* **WORK TO DO**: Please give the listing again in its entirety, exactly as written.

(Stored data)
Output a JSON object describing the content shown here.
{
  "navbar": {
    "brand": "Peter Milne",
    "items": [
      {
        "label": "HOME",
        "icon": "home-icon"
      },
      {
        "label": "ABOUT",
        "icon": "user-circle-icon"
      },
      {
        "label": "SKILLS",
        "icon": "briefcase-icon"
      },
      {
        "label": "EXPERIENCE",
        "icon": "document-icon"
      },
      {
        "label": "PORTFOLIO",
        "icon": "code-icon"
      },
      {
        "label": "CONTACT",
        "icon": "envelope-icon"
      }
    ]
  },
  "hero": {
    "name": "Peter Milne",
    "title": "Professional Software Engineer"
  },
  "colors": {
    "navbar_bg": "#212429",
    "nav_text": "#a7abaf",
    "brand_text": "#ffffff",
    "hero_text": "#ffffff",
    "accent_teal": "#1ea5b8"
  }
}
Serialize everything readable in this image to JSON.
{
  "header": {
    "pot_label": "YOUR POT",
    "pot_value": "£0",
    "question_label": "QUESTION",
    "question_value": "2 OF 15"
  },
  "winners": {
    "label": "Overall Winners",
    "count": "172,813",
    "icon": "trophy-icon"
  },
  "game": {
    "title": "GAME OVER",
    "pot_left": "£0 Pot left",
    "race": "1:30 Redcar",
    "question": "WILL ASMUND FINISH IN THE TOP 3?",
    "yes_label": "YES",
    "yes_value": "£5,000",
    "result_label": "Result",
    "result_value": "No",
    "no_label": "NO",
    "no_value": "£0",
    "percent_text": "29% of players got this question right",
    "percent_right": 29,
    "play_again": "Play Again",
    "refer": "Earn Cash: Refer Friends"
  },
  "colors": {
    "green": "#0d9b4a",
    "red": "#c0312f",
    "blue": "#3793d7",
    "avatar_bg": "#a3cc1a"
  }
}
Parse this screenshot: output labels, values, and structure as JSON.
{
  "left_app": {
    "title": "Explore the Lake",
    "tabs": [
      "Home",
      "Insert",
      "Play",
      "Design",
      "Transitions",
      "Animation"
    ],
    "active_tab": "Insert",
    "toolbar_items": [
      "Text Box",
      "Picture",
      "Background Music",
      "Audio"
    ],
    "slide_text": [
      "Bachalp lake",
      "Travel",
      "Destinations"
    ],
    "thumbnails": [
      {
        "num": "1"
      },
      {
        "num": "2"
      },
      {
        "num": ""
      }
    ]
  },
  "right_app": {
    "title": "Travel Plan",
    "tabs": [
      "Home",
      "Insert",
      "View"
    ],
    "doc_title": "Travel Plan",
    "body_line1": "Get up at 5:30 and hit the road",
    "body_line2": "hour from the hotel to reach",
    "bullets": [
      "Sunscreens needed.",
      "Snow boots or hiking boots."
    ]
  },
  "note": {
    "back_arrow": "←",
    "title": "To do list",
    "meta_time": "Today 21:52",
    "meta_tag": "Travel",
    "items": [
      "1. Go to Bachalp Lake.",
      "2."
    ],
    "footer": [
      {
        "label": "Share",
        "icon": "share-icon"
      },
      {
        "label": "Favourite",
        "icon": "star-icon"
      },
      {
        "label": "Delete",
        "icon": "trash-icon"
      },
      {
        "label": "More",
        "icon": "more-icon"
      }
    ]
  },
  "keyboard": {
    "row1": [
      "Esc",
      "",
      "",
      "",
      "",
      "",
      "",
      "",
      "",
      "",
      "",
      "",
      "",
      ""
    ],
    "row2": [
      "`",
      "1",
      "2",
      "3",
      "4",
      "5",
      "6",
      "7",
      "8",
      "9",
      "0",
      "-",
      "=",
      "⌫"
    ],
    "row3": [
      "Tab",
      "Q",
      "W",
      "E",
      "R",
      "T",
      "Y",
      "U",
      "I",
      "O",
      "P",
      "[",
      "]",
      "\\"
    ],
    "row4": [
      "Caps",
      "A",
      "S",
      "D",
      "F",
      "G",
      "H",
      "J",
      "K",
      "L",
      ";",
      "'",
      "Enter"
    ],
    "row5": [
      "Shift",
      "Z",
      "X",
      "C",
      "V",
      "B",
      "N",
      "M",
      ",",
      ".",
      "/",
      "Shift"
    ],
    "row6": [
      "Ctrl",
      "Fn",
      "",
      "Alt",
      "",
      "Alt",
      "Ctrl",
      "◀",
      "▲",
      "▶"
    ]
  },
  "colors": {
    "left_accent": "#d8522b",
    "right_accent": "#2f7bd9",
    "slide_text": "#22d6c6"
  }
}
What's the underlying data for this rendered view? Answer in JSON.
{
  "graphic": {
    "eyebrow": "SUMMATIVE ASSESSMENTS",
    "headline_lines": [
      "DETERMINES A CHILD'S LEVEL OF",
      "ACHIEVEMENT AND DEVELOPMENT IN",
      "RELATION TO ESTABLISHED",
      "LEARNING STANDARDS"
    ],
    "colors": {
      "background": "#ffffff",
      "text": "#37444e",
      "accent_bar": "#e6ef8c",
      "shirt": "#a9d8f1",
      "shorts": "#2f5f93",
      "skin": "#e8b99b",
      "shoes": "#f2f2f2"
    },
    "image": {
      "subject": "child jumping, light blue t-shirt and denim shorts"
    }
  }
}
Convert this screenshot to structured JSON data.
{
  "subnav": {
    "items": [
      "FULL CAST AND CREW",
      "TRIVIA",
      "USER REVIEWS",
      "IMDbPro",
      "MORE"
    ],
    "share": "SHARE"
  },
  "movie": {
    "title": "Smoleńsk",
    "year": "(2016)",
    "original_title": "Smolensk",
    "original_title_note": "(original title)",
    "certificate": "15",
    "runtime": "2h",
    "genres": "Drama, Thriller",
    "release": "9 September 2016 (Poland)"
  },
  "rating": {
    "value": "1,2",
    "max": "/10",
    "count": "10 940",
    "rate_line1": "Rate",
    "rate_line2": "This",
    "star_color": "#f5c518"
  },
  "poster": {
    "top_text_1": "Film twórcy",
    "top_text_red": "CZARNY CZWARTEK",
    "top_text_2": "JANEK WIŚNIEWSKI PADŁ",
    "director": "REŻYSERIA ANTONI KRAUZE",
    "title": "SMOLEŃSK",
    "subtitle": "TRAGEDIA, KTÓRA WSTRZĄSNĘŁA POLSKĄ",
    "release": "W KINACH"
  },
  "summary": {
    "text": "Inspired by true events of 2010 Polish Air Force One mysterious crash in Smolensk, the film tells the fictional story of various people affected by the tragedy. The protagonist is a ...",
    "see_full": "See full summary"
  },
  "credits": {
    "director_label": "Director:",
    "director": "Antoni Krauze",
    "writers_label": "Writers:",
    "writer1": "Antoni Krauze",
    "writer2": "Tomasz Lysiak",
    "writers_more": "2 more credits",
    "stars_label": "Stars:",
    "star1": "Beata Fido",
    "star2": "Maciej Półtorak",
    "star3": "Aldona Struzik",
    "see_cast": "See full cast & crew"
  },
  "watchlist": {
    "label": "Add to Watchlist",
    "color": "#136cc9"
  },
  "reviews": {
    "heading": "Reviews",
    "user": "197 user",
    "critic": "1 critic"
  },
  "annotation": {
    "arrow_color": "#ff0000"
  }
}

* **EXPECTED ANSWER**:
Output a JSON object describing the content shown here.
{
  "navbar": {
    "brand": "Peter Milne",
    "items": [
      {
        "label": "HOME",
        "icon": "home-icon"
      },
      {
        "label": "ABOUT",
        "icon": "user-circle-icon"
      },
      {
        "label": "SKILLS",
        "icon": "briefcase-icon"
      },
      {
        "label": "EXPERIENCE",
        "icon": "document-icon"
      },
      {
        "label": "PORTFOLIO",
        "icon": "code-icon"
      },
      {
        "label": "CONTACT",
        "icon": "envelope-icon"
      }
    ]
  },
  "hero": {
    "name": "Peter Milne",
    "title": "Professional Software Engineer"
  },
  "colors": {
    "navbar_bg": "#212429",
    "nav_text": "#a7abaf",
    "brand_text": "#ffffff",
    "hero_text": "#ffffff",
    "accent_teal": "#1ea5b8"
  }
}
Serialize everything readable in this image to JSON.
{
  "header": {
    "pot_label": "YOUR POT",
    "pot_value": "£0",
    "question_label": "QUESTION",
    "question_value": "2 OF 15"
  },
  "winners": {
    "label": "Overall Winners",
    "count": "172,813",
    "icon": "trophy-icon"
  },
  "game": {
    "title": "GAME OVER",
    "pot_left": "£0 Pot left",
    "race": "1:30 Redcar",
    "question": "WILL ASMUND FINISH IN THE TOP 3?",
    "yes_label": "YES",
    "yes_value": "£5,000",
    "result_label": "Result",
    "result_value": "No",
    "no_label": "NO",
    "no_value": "£0",
    "percent_text": "29% of players got this question right",
    "percent_right": 29,
    "play_again": "Play Again",
    "refer": "Earn Cash: Refer Friends"
  },
  "colors": {
    "green": "#0d9b4a",
    "red": "#c0312f",
    "blue": "#3793d7",
    "avatar_bg": "#a3cc1a"
  }
}
Parse this screenshot: output labels, values, and structure as JSON.
{
  "left_app": {
    "title": "Explore the Lake",
    "tabs": [
      "Home",
      "Insert",
      "Play",
      "Design",
      "Transitions",
      "Animation"
    ],
    "active_tab": "Insert",
    "toolbar_items": [
      "Text Box",
      "Picture",
      "Background Music",
      "Audio"
    ],
    "slide_text": [
      "Bachalp lake",
      "Travel",
      "Destinations"
    ],
    "thumbnails": [
      {
        "num": "1"
      },
      {
        "num": "2"
      },
      {
        "num": ""
      }
    ]
  },
  "right_app": {
    "title": "Travel Plan",
    "tabs": [
      "Home",
      "Insert",
      "View"
    ],
    "doc_title": "Travel Plan",
    "body_line1": "Get up at 5:30 and hit the road",
    "body_line2": "hour from the hotel to reach",
    "bullets": [
      "Sunscreens needed.",
      "Snow boots or hiking boots."
    ]
  },
  "note": {
    "back_arrow": "←",
    "title": "To do list",
    "meta_time": "Today 21:52",
    "meta_tag": "Travel",
    "items": [
      "1. Go to Bachalp Lake.",
      "2."
    ],
    "footer": [
      {
        "label": "Share",
        "icon": "share-icon"
      },
      {
        "label": "Favourite",
        "icon": "star-icon"
      },
      {
        "label": "Delete",
        "icon": "trash-icon"
      },
      {
        "label": "More",
        "icon": "more-icon"
      }
    ]
  },
  "keyboard": {
    "row1": [
      "Esc",
      "",
      "",
      "",
      "",
      "",
      "",
      "",
      "",
      "",
      "",
      "",
      "",
      ""
    ],
    "row2": [
      "`",
      "1",
      "2",
      "3",
      "4",
      "5",
      "6",
      "7",
      "8",
      "9",
      "0",
      "-",
      "=",
      "⌫"
    ],
    "row3": [
      "Tab",
      "Q",
      "W",
      "E",
      "R",
      "T",
      "Y",
      "U",
      "I",
      "O",
      "P",
      "[",
      "]",
      "\\"
    ],
    "row4": [
      "Caps",
      "A",
      "S",
      "D",
      "F",
      "G",
      "H",
      "J",
      "K",
      "L",
      ";",
      "'",
      "Enter"
    ],
    "row5": [
      "Shift",
      "Z",
      "X",
      "C",
      "V",
      "B",
      "N",
      "M",
      ",",
      ".",
      "/",
      "Shift"
    ],
    "row6": [
      "Ctrl",
      "Fn",
      "",
      "Alt",
      "",
      "Alt",
      "Ctrl",
      "◀",
      "▲",
      "▶"
    ]
  },
  "colors": {
    "left_accent": "#d8522b",
    "right_accent": "#2f7bd9",
    "slide_text": "#22d6c6"
  }
}
What's the underlying data for this rendered view? Answer in JSON.
{
  "graphic": {
    "eyebrow": "SUMMATIVE ASSESSMENTS",
    "headline_lines": [
      "DETERMINES A CHILD'S LEVEL OF",
      "ACHIEVEMENT AND DEVELOPMENT IN",
      "RELATION TO ESTABLISHED",
      "LEARNING STANDARDS"
    ],
    "colors": {
      "background": "#ffffff",
      "text": "#37444e",
      "accent_bar": "#e6ef8c",
      "shirt": "#a9d8f1",
      "shorts": "#2f5f93",
      "skin": "#e8b99b",
      "shoes": "#f2f2f2"
    },
    "image": {
      "subject": "child jumping, light blue t-shirt and denim shorts"
    }
  }
}
Convert this screenshot to structured JSON data.
{
  "subnav": {
    "items": [
      "FULL CAST AND CREW",
      "TRIVIA",
      "USER REVIEWS",
      "IMDbPro",
      "MORE"
    ],
    "share": "SHARE"
  },
  "movie": {
    "title": "Smoleńsk",
    "year": "(2016)",
    "original_title": "Smolensk",
    "original_title_note": "(original title)",
    "certificate": "15",
    "runtime": "2h",
    "genres": "Drama, Thriller",
    "release": "9 September 2016 (Poland)"
  },
  "rating": {
    "value": "1,2",
    "max": "/10",
    "count": "10 940",
    "rate_line1": "Rate",
    "rate_line2": "This",
    "star_color": "#f5c518"
  },
  "poster": {
    "top_text_1": "Film twórcy",
    "top_text_red": "CZARNY CZWARTEK",
    "top_text_2": "JANEK WIŚNIEWSKI PADŁ",
    "director": "REŻYSERIA ANTONI KRAUZE",
    "title": "SMOLEŃSK",
    "subtitle": "TRAGEDIA, KTÓRA WSTRZĄSNĘŁA POLSKĄ",
    "release": "W KINACH"
  },
  "summary": {
    "text": "Inspired by true events of 2010 Polish Air Force One mysterious crash in Smolensk, the film tells the fictional story of various people affected by the tragedy. The protagonist is a ...",
    "see_full": "See full summary"
  },
  "credits": {
    "director_label": "Director:",
    "director": "Antoni Krauze",
    "writers_label": "Writers:",
    "writer1": "Antoni Krauze",
    "writer2": "Tomasz Lysiak",
    "writers_more": "2 more credits",
    "stars_label": "Stars:",
    "star1": "Beata Fido",
    "star2": "Maciej Półtorak",
    "star3": "Aldona Struzik",
    "see_cast": "See full cast & crew"
  },
  "watchlist": {
    "label": "Add to Watchlist",
    "color": "#136cc9"
  },
  "reviews": {
    "heading": "Reviews",
    "user": "197 user",
    "critic": "1 critic"
  },
  "annotation": {
    "arrow_color": "#ff0000"
  }
}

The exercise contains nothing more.